***** Material for the task *****

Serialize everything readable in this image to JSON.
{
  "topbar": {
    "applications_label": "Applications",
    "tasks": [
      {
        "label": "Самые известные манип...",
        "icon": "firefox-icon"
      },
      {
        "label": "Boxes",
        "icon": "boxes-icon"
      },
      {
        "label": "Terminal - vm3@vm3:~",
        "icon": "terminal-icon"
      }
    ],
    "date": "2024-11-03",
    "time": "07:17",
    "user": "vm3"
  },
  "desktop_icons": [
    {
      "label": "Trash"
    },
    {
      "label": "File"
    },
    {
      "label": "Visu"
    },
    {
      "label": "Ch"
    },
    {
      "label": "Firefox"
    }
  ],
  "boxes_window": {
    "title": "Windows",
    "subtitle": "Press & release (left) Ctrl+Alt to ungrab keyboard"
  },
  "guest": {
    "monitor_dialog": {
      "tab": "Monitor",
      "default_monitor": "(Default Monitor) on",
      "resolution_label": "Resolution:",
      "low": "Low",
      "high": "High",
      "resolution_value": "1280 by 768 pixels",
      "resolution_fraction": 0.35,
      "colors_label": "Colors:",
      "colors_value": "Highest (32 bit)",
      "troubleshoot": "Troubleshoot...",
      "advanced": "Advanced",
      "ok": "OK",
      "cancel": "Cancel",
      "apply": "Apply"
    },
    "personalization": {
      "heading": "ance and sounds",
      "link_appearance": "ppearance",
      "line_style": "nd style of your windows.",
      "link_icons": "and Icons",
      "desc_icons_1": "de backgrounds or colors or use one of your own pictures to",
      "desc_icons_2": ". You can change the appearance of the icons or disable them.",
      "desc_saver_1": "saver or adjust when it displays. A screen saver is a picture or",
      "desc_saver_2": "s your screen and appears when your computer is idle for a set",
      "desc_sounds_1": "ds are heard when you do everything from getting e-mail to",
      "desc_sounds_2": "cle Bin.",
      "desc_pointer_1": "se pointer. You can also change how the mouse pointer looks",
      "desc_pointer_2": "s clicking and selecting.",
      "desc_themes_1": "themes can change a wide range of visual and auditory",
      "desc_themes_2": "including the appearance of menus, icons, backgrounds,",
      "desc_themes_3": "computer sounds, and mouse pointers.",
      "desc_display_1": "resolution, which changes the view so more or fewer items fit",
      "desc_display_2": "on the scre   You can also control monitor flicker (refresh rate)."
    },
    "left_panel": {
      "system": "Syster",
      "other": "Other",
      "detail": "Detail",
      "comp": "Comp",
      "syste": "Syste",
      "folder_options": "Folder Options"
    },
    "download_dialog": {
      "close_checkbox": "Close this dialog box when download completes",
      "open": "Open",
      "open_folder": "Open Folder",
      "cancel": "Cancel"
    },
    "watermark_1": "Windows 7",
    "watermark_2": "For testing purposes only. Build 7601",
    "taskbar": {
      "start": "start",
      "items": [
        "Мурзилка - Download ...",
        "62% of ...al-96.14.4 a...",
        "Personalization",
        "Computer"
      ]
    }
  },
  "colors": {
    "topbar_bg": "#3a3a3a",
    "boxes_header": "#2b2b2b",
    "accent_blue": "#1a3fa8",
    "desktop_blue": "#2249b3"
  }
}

*****

_Written task_
Extract all lines of the records above that include "items".

_Reply to the exercise_
      "desc_display_1": "resolution, which changes the view so more or fewer items fit",
      "items": [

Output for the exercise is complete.